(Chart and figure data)
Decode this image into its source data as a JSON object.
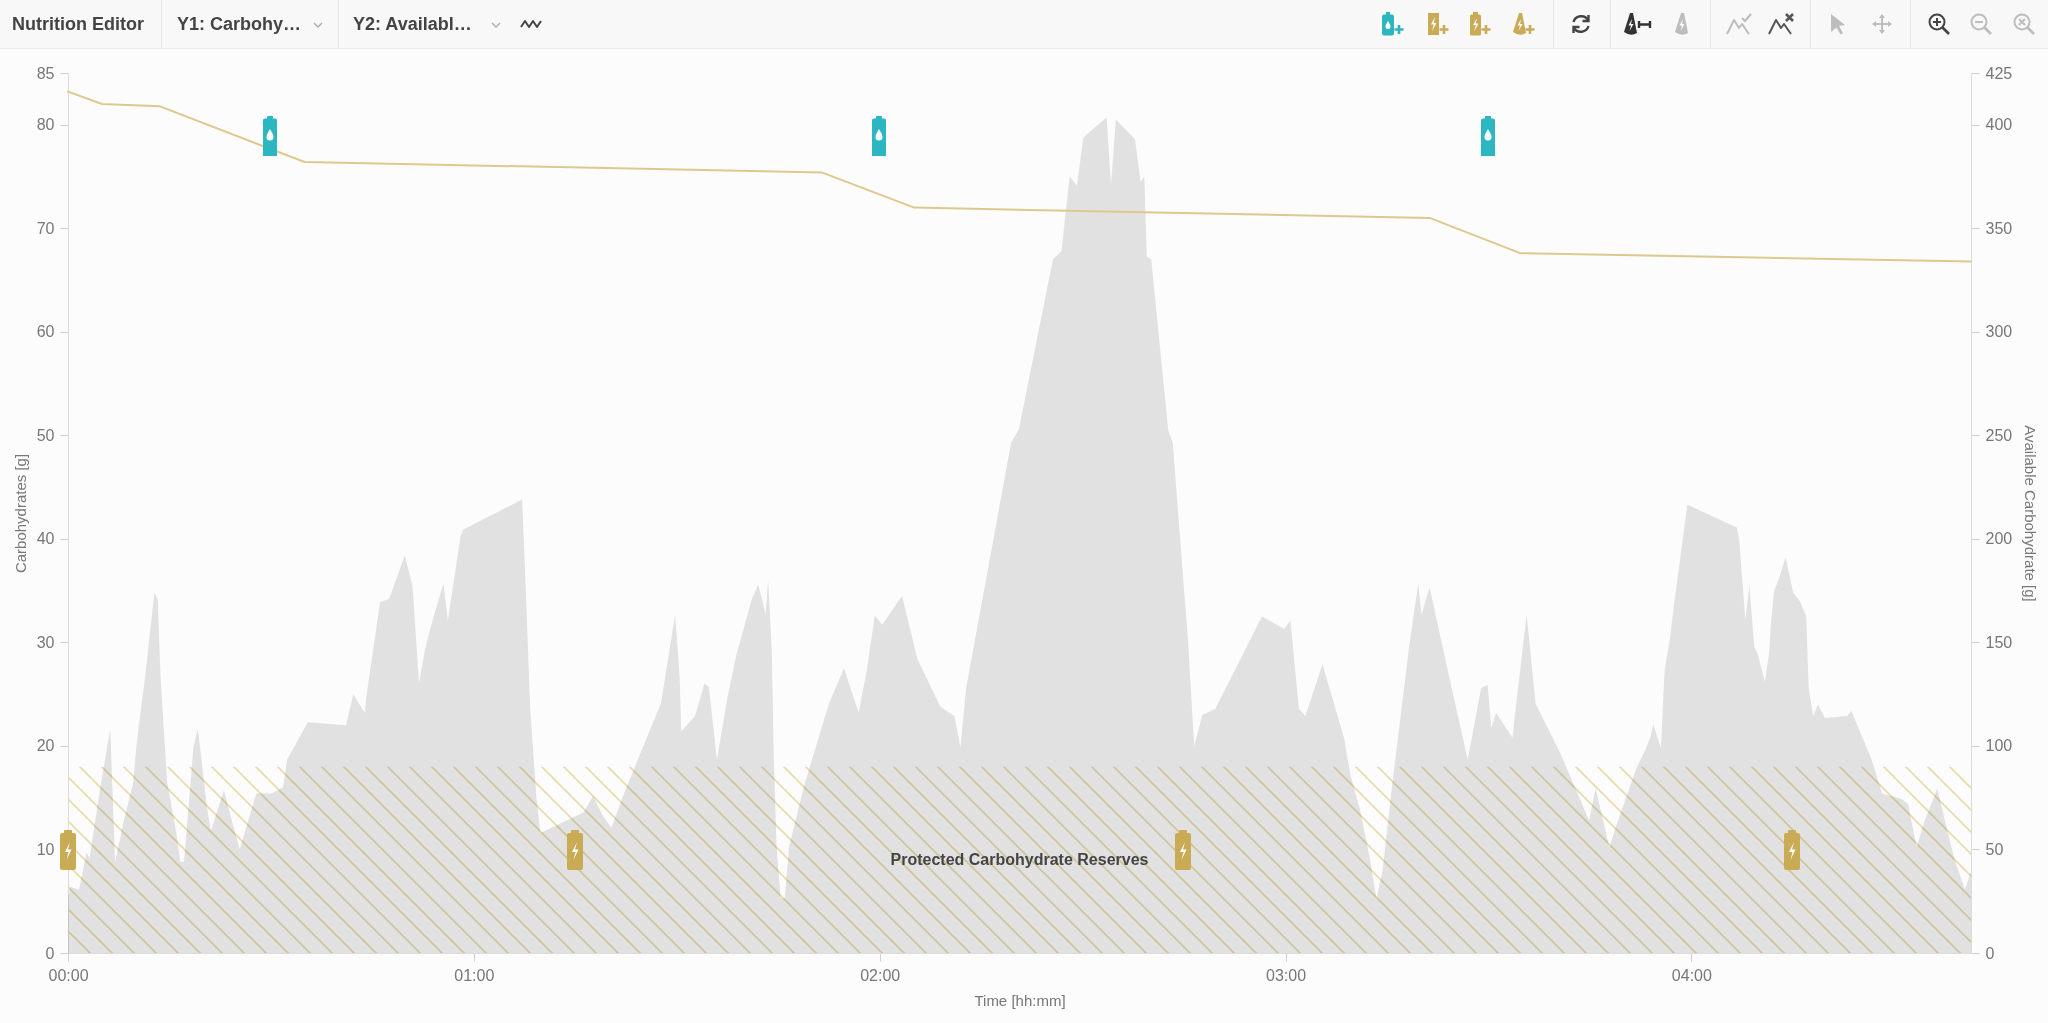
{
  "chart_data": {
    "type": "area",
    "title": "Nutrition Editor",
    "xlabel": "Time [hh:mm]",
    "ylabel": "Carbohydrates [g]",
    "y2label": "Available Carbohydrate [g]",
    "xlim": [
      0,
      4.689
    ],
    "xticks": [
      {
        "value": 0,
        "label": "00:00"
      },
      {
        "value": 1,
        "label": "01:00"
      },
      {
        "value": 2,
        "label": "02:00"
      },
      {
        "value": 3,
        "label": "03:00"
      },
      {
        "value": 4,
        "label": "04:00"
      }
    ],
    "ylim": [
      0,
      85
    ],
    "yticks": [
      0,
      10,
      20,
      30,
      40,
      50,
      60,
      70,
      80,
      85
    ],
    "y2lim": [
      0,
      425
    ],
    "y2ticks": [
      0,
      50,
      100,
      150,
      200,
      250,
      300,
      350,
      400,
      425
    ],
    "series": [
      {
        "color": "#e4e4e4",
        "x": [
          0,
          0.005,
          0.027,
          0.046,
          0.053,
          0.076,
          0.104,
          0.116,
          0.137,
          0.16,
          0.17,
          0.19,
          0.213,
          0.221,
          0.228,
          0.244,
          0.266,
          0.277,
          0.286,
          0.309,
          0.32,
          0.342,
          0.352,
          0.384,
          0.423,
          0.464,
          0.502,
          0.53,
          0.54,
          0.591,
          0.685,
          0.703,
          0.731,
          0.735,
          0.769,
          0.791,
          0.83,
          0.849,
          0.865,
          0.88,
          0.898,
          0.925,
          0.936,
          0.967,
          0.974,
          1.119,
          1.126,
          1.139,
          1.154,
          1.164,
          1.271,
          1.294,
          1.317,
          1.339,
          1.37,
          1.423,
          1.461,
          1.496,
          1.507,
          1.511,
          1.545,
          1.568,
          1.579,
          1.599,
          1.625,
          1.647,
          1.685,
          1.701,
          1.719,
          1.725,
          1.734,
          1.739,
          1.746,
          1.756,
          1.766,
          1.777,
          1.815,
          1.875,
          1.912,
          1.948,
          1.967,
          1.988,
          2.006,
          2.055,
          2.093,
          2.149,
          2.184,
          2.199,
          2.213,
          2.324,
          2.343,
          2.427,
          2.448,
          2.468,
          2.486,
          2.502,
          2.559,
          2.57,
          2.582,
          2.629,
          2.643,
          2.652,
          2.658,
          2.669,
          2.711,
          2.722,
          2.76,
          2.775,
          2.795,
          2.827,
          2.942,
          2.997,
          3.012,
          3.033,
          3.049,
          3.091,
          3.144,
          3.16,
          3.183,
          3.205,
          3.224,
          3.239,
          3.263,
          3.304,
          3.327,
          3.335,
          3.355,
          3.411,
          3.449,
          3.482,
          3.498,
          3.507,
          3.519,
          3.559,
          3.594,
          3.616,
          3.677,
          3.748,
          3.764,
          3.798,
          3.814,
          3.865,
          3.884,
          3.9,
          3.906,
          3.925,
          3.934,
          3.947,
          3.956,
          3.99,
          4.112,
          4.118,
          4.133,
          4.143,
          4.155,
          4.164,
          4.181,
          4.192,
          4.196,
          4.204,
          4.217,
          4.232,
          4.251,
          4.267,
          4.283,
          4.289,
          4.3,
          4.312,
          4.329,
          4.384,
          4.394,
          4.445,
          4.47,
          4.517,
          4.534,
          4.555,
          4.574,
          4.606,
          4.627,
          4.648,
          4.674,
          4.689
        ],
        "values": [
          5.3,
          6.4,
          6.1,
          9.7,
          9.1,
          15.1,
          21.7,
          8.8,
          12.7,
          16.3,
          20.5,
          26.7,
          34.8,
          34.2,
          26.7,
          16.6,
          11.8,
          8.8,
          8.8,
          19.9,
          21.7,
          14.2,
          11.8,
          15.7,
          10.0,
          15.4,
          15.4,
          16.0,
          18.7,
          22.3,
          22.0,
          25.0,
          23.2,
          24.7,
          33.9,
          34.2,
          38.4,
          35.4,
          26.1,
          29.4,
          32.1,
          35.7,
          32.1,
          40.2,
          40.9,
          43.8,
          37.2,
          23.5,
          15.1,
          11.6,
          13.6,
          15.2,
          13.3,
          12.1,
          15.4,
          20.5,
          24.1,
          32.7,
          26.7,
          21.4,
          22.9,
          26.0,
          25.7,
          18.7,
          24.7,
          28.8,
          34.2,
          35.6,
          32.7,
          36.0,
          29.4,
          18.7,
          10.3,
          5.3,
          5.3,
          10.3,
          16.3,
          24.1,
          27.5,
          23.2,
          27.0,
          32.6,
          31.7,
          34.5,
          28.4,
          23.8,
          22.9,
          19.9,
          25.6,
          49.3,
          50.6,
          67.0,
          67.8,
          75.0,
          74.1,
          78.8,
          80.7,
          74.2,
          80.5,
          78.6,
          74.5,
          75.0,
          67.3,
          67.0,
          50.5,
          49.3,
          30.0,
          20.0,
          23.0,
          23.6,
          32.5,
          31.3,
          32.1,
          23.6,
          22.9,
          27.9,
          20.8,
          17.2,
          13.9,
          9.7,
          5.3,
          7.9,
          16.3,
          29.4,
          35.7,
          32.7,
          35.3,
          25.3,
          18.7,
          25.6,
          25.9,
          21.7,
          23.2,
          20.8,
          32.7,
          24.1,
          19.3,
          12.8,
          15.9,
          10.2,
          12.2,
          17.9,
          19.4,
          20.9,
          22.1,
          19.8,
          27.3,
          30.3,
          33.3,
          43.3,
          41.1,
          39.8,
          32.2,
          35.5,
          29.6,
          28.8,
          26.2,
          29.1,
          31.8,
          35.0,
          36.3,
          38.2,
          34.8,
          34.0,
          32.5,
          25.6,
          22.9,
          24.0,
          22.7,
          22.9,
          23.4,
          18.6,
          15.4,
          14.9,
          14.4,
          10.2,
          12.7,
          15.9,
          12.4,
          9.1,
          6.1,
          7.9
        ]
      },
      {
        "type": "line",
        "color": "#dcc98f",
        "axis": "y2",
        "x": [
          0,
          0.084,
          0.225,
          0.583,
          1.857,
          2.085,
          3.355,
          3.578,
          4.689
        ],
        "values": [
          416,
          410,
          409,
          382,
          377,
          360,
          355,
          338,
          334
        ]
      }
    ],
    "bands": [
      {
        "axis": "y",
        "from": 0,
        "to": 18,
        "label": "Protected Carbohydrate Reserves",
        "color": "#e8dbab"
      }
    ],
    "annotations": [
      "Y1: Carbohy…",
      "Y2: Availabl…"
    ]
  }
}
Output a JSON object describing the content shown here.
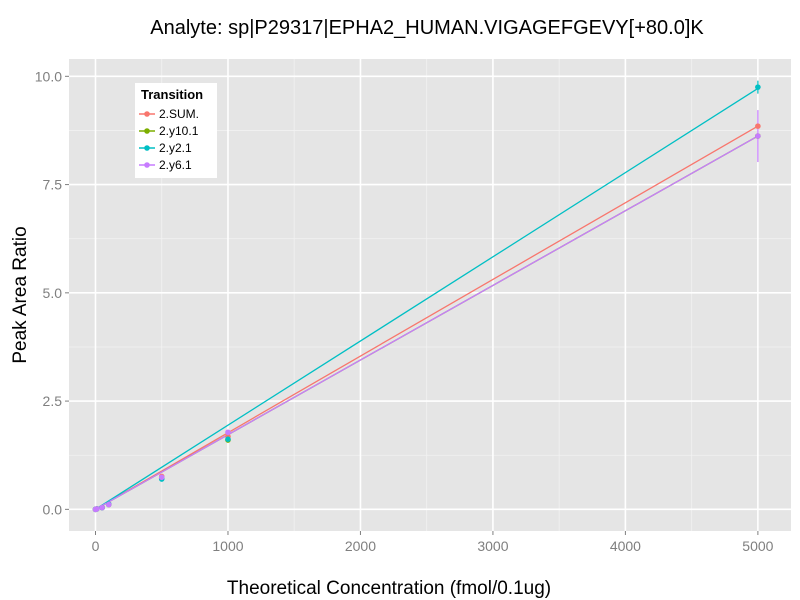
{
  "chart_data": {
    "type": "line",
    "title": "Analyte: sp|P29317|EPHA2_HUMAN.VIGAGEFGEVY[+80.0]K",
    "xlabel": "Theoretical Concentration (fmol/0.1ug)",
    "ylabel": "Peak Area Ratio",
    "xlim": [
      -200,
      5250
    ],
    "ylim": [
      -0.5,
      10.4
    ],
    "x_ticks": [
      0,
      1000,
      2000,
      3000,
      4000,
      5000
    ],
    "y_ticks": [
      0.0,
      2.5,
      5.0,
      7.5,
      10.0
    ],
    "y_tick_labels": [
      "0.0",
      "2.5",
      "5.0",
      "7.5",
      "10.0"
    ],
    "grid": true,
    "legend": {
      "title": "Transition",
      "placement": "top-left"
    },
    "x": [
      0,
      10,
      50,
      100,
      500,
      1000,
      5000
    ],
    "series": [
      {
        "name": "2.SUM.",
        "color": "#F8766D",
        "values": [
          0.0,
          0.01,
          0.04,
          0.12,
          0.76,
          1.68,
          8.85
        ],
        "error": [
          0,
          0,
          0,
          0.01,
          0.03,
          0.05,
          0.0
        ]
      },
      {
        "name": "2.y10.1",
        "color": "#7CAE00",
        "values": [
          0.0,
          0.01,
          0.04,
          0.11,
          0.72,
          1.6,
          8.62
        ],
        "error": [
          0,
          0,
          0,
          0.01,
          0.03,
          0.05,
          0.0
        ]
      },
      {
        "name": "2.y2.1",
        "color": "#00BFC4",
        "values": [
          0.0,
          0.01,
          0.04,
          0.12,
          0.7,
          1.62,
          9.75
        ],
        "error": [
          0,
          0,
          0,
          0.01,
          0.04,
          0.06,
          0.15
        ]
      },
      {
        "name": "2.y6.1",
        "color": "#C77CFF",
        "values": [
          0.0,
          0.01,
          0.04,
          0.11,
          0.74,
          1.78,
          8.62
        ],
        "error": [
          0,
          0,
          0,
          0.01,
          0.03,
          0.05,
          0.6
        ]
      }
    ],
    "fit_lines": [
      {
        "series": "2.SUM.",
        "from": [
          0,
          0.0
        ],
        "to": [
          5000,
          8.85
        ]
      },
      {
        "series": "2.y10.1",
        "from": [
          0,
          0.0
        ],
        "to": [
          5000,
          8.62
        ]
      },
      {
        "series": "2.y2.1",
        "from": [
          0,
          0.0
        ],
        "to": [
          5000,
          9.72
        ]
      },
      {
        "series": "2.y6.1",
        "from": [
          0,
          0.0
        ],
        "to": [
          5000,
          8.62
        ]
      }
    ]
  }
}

#### Short exercise:
For each line of the listing that holds the word "color", show that line.

#### Task answer:
        "color": "#e4e4e4",
        "color": "#dcc98f",
        "color": "#e8dbab"
        "color": "#F8766D",
        "color": "#7CAE00",
        "color": "#00BFC4",
        "color": "#C77CFF",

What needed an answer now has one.